Exercise material:
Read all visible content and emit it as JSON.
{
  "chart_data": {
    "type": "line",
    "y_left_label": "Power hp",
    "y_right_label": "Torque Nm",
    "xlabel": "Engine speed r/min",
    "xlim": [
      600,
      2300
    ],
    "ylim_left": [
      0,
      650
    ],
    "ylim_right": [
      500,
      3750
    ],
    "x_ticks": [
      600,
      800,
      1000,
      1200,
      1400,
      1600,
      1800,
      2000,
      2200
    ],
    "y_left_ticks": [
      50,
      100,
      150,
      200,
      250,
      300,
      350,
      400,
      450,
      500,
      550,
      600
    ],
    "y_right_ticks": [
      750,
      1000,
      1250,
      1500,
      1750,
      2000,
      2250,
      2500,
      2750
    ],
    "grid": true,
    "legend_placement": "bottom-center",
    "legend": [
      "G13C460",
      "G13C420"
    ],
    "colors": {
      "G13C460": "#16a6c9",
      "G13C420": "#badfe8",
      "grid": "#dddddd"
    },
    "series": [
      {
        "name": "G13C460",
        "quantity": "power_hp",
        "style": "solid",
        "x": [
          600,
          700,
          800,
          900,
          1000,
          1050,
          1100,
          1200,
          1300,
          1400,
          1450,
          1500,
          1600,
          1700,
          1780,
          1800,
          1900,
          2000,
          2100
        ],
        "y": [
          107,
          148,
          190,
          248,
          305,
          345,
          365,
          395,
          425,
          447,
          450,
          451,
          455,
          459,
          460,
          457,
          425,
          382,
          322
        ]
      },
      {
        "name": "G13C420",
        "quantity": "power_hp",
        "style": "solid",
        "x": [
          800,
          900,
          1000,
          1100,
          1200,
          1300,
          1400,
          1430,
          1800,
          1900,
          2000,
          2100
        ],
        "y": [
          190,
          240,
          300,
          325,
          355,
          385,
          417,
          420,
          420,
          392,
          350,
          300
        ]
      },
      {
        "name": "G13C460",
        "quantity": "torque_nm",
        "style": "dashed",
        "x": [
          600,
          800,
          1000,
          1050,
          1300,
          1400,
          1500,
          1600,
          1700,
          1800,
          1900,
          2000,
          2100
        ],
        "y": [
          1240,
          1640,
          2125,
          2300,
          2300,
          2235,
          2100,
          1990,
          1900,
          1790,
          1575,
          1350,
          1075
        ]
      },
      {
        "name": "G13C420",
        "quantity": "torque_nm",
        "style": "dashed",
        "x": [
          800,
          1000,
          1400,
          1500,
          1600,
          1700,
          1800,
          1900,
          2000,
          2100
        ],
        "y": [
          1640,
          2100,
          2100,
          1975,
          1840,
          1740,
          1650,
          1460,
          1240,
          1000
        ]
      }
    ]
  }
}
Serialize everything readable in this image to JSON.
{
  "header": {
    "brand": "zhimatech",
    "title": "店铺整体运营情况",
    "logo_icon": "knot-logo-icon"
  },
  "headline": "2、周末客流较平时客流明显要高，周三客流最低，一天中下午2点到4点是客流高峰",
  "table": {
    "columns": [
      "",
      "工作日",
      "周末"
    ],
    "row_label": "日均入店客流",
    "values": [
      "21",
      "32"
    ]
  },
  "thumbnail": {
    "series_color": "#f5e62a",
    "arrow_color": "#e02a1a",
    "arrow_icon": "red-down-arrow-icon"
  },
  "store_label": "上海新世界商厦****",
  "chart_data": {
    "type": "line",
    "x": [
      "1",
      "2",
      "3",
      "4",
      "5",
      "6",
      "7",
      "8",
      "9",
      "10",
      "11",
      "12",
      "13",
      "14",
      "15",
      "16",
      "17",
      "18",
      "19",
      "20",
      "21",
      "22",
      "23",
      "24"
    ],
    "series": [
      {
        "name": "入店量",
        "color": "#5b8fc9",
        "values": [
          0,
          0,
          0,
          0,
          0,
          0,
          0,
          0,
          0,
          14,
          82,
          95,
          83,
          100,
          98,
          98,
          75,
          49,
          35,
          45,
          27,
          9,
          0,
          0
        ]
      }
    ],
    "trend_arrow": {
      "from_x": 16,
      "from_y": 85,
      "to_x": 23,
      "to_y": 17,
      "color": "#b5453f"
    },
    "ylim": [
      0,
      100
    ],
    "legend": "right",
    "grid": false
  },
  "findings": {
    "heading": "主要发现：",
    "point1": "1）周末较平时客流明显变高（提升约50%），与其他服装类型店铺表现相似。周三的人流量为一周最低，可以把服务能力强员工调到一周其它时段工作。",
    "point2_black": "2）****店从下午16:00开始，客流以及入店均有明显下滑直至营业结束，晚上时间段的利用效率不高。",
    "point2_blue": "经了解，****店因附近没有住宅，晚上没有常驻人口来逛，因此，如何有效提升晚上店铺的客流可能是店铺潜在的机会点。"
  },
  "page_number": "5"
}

Problem description: What is needed here is an exact reproduction of all the entries.

Worked solution:
Read all visible content and emit it as JSON.
{
  "chart_data": {
    "type": "line",
    "y_left_label": "Power hp",
    "y_right_label": "Torque Nm",
    "xlabel": "Engine speed r/min",
    "xlim": [
      600,
      2300
    ],
    "ylim_left": [
      0,
      650
    ],
    "ylim_right": [
      500,
      3750
    ],
    "x_ticks": [
      600,
      800,
      1000,
      1200,
      1400,
      1600,
      1800,
      2000,
      2200
    ],
    "y_left_ticks": [
      50,
      100,
      150,
      200,
      250,
      300,
      350,
      400,
      450,
      500,
      550,
      600
    ],
    "y_right_ticks": [
      750,
      1000,
      1250,
      1500,
      1750,
      2000,
      2250,
      2500,
      2750
    ],
    "grid": true,
    "legend_placement": "bottom-center",
    "legend": [
      "G13C460",
      "G13C420"
    ],
    "colors": {
      "G13C460": "#16a6c9",
      "G13C420": "#badfe8",
      "grid": "#dddddd"
    },
    "series": [
      {
        "name": "G13C460",
        "quantity": "power_hp",
        "style": "solid",
        "x": [
          600,
          700,
          800,
          900,
          1000,
          1050,
          1100,
          1200,
          1300,
          1400,
          1450,
          1500,
          1600,
          1700,
          1780,
          1800,
          1900,
          2000,
          2100
        ],
        "y": [
          107,
          148,
          190,
          248,
          305,
          345,
          365,
          395,
          425,
          447,
          450,
          451,
          455,
          459,
          460,
          457,
          425,
          382,
          322
        ]
      },
      {
        "name": "G13C420",
        "quantity": "power_hp",
        "style": "solid",
        "x": [
          800,
          900,
          1000,
          1100,
          1200,
          1300,
          1400,
          1430,
          1800,
          1900,
          2000,
          2100
        ],
        "y": [
          190,
          240,
          300,
          325,
          355,
          385,
          417,
          420,
          420,
          392,
          350,
          300
        ]
      },
      {
        "name": "G13C460",
        "quantity": "torque_nm",
        "style": "dashed",
        "x": [
          600,
          800,
          1000,
          1050,
          1300,
          1400,
          1500,
          1600,
          1700,
          1800,
          1900,
          2000,
          2100
        ],
        "y": [
          1240,
          1640,
          2125,
          2300,
          2300,
          2235,
          2100,
          1990,
          1900,
          1790,
          1575,
          1350,
          1075
        ]
      },
      {
        "name": "G13C420",
        "quantity": "torque_nm",
        "style": "dashed",
        "x": [
          800,
          1000,
          1400,
          1500,
          1600,
          1700,
          1800,
          1900,
          2000,
          2100
        ],
        "y": [
          1640,
          2100,
          2100,
          1975,
          1840,
          1740,
          1650,
          1460,
          1240,
          1000
        ]
      }
    ]
  }
}
Serialize everything readable in this image to JSON.
{
  "header": {
    "brand": "zhimatech",
    "title": "店铺整体运营情况",
    "logo_icon": "knot-logo-icon"
  },
  "headline": "2、周末客流较平时客流明显要高，周三客流最低，一天中下午2点到4点是客流高峰",
  "table": {
    "columns": [
      "",
      "工作日",
      "周末"
    ],
    "row_label": "日均入店客流",
    "values": [
      "21",
      "32"
    ]
  },
  "thumbnail": {
    "series_color": "#f5e62a",
    "arrow_color": "#e02a1a",
    "arrow_icon": "red-down-arrow-icon"
  },
  "store_label": "上海新世界商厦****",
  "chart_data": {
    "type": "line",
    "x": [
      "1",
      "2",
      "3",
      "4",
      "5",
      "6",
      "7",
      "8",
      "9",
      "10",
      "11",
      "12",
      "13",
      "14",
      "15",
      "16",
      "17",
      "18",
      "19",
      "20",
      "21",
      "22",
      "23",
      "24"
    ],
    "series": [
      {
        "name": "入店量",
        "color": "#5b8fc9",
        "values": [
          0,
          0,
          0,
          0,
          0,
          0,
          0,
          0,
          0,
          14,
          82,
          95,
          83,
          100,
          98,
          98,
          75,
          49,
          35,
          45,
          27,
          9,
          0,
          0
        ]
      }
    ],
    "trend_arrow": {
      "from_x": 16,
      "from_y": 85,
      "to_x": 23,
      "to_y": 17,
      "color": "#b5453f"
    },
    "ylim": [
      0,
      100
    ],
    "legend": "right",
    "grid": false
  },
  "findings": {
    "heading": "主要发现：",
    "point1": "1）周末较平时客流明显变高（提升约50%），与其他服装类型店铺表现相似。周三的人流量为一周最低，可以把服务能力强员工调到一周其它时段工作。",
    "point2_black": "2）****店从下午16:00开始，客流以及入店均有明显下滑直至营业结束，晚上时间段的利用效率不高。",
    "point2_blue": "经了解，****店因附近没有住宅，晚上没有常驻人口来逛，因此，如何有效提升晚上店铺的客流可能是店铺潜在的机会点。"
  },
  "page_number": "5"
}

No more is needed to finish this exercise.